Where an image appears, leave it out; otherwise repeat the data exactly.

---------- INPUT ----------

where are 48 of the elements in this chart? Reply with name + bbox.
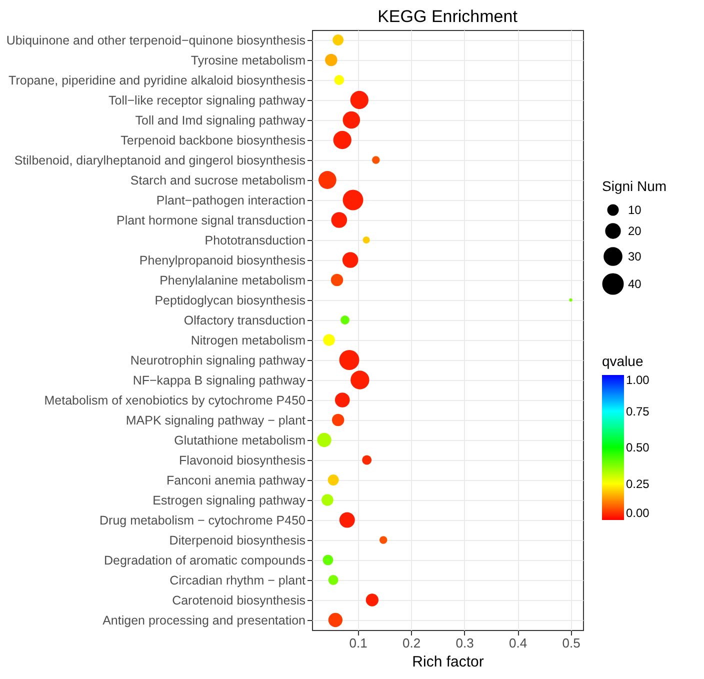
color-bar-label: 0.25 bbox=[626, 476, 650, 491]
y-tick-label: Plant−pathogen interaction bbox=[156, 194, 306, 208]
y-tick-label: Toll−like receptor signaling pathway bbox=[108, 94, 306, 108]
y-tick-label: MAPK signaling pathway − plant bbox=[126, 414, 306, 428]
chart-title: KEGG Enrichment bbox=[378, 7, 518, 26]
y-tick-label: Flavonoid biosynthesis bbox=[179, 454, 306, 468]
y-tick-label: Phototransduction bbox=[204, 234, 306, 248]
y-tick-label: Phenylalanine metabolism bbox=[160, 274, 306, 288]
legend-title: Signi Num bbox=[602, 178, 667, 194]
x-tick-label: 0.1 bbox=[349, 636, 368, 650]
x-tick-label: 0.3 bbox=[456, 636, 474, 650]
y-tick-label: Circadian rhythm − plant bbox=[170, 574, 306, 588]
y-tick-label: Estrogen signaling pathway bbox=[152, 494, 306, 508]
y-tick-label: Neurotrophin signaling pathway bbox=[130, 354, 306, 368]
y-tick-label: Phenylpropanoid biosynthesis bbox=[139, 254, 306, 268]
y-tick-label: Nitrogen metabolism bbox=[190, 334, 306, 348]
y-tick-label: Stilbenoid, diarylheptanoid and gingerol biosynthesis bbox=[14, 154, 306, 168]
legend-label: 20 bbox=[628, 224, 642, 238]
y-tick-label: Degradation of aromatic compounds bbox=[104, 554, 306, 568]
y-tick-label: NF−kappa B signaling pathway bbox=[132, 374, 306, 388]
y-tick-label: Tyrosine metabolism bbox=[190, 54, 306, 68]
color-bar-label: 0.75 bbox=[626, 404, 650, 418]
y-tick-label: Drug metabolism − cytochrome P450 bbox=[100, 514, 306, 528]
y-tick-label: Terpenoid backbone biosynthesis bbox=[120, 134, 306, 148]
y-tick-label: Diterpenoid biosynthesis bbox=[169, 534, 306, 548]
legend-label: 10 bbox=[628, 203, 642, 217]
color-bar-label: 0.00 bbox=[626, 506, 650, 520]
x-axis-title: Rich factor bbox=[412, 654, 484, 670]
y-tick-label: Peptidoglycan biosynthesis bbox=[154, 294, 306, 308]
x-tick-label: 0.4 bbox=[508, 636, 528, 650]
y-tick-label: Starch and sucrose metabolism bbox=[130, 174, 306, 188]
y-tick-label: Tropane, piperidine and pyridine alkaloid biosynthesis bbox=[8, 74, 306, 88]
y-tick-label: Carotenoid biosynthesis bbox=[172, 594, 306, 608]
y-tick-label: Plant hormone signal transduction bbox=[116, 214, 306, 228]
y-tick-label: Fanconi anemia pathway bbox=[166, 474, 306, 488]
color-bar-title: qvalue bbox=[602, 353, 644, 369]
x-tick-label: 0.2 bbox=[402, 636, 421, 650]
y-tick-label: Olfactory transduction bbox=[184, 314, 306, 328]
color-bar-label: 1.00 bbox=[626, 373, 650, 387]
legend-label: 40 bbox=[628, 277, 642, 291]
y-tick-label: Metabolism of xenobiotics by cytochrome P450 bbox=[44, 394, 306, 408]
x-tick-label: 0.5 bbox=[562, 636, 580, 650]
legend-label: 30 bbox=[628, 250, 642, 264]
color-bar-label: 0.50 bbox=[626, 440, 650, 454]
y-tick-label: Glutathione metabolism bbox=[174, 434, 306, 448]
y-tick-label: Toll and Imd signaling pathway bbox=[135, 114, 306, 128]
y-tick-label: Ubiquinone and other terpenoid−quinone biosynthesis bbox=[6, 34, 306, 48]
y-tick-label: Antigen processing and presentation bbox=[102, 614, 306, 628]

----------

RESPONSE TO THE TASK:
where are 48 of the elements in this chart? Reply with name + bbox.
color-bar-label: 0.25 bbox=[626, 476, 650, 491]
y-tick-label: Plant−pathogen interaction bbox=[156, 194, 306, 208]
y-tick-label: Toll−like receptor signaling pathway bbox=[108, 94, 306, 108]
y-tick-label: MAPK signaling pathway − plant bbox=[126, 414, 306, 428]
chart-title: KEGG Enrichment bbox=[378, 7, 518, 26]
y-tick-label: Flavonoid biosynthesis bbox=[179, 454, 306, 468]
y-tick-label: Phototransduction bbox=[204, 234, 306, 248]
y-tick-label: Phenylalanine metabolism bbox=[160, 274, 306, 288]
legend-title: Signi Num bbox=[602, 178, 667, 194]
x-tick-label: 0.1 bbox=[349, 636, 368, 650]
x-tick-label: 0.3 bbox=[456, 636, 474, 650]
y-tick-label: Circadian rhythm − plant bbox=[170, 574, 306, 588]
y-tick-label: Estrogen signaling pathway bbox=[152, 494, 306, 508]
y-tick-label: Neurotrophin signaling pathway bbox=[130, 354, 306, 368]
y-tick-label: Phenylpropanoid biosynthesis bbox=[139, 254, 306, 268]
y-tick-label: Nitrogen metabolism bbox=[190, 334, 306, 348]
y-tick-label: Stilbenoid, diarylheptanoid and gingerol biosynthesis bbox=[14, 154, 306, 168]
legend-label: 20 bbox=[628, 224, 642, 238]
y-tick-label: Degradation of aromatic compounds bbox=[104, 554, 306, 568]
y-tick-label: NF−kappa B signaling pathway bbox=[132, 374, 306, 388]
y-tick-label: Tyrosine metabolism bbox=[190, 54, 306, 68]
color-bar-label: 0.75 bbox=[626, 404, 650, 418]
y-tick-label: Drug metabolism − cytochrome P450 bbox=[100, 514, 306, 528]
y-tick-label: Terpenoid backbone biosynthesis bbox=[120, 134, 306, 148]
y-tick-label: Diterpenoid biosynthesis bbox=[169, 534, 306, 548]
legend-label: 10 bbox=[628, 203, 642, 217]
color-bar-label: 0.00 bbox=[626, 506, 650, 520]
x-axis-title: Rich factor bbox=[412, 654, 484, 670]
y-tick-label: Peptidoglycan biosynthesis bbox=[154, 294, 306, 308]
x-tick-label: 0.4 bbox=[508, 636, 528, 650]
y-tick-label: Starch and sucrose metabolism bbox=[130, 174, 306, 188]
y-tick-label: Tropane, piperidine and pyridine alkaloid biosynthesis bbox=[8, 74, 306, 88]
y-tick-label: Carotenoid biosynthesis bbox=[172, 594, 306, 608]
y-tick-label: Plant hormone signal transduction bbox=[116, 214, 306, 228]
y-tick-label: Fanconi anemia pathway bbox=[166, 474, 306, 488]
color-bar-title: qvalue bbox=[602, 353, 644, 369]
x-tick-label: 0.2 bbox=[402, 636, 421, 650]
y-tick-label: Olfactory transduction bbox=[184, 314, 306, 328]
color-bar-label: 1.00 bbox=[626, 373, 650, 387]
legend-label: 40 bbox=[628, 277, 642, 291]
y-tick-label: Metabolism of xenobiotics by cytochrome P450 bbox=[44, 394, 306, 408]
x-tick-label: 0.5 bbox=[562, 636, 580, 650]
legend-label: 30 bbox=[628, 250, 642, 264]
color-bar-label: 0.50 bbox=[626, 440, 650, 454]
y-tick-label: Glutathione metabolism bbox=[174, 434, 306, 448]
y-tick-label: Toll and Imd signaling pathway bbox=[135, 114, 306, 128]
y-tick-label: Ubiquinone and other terpenoid−quinone biosynthesis bbox=[6, 34, 306, 48]
y-tick-label: Antigen processing and presentation bbox=[102, 614, 306, 628]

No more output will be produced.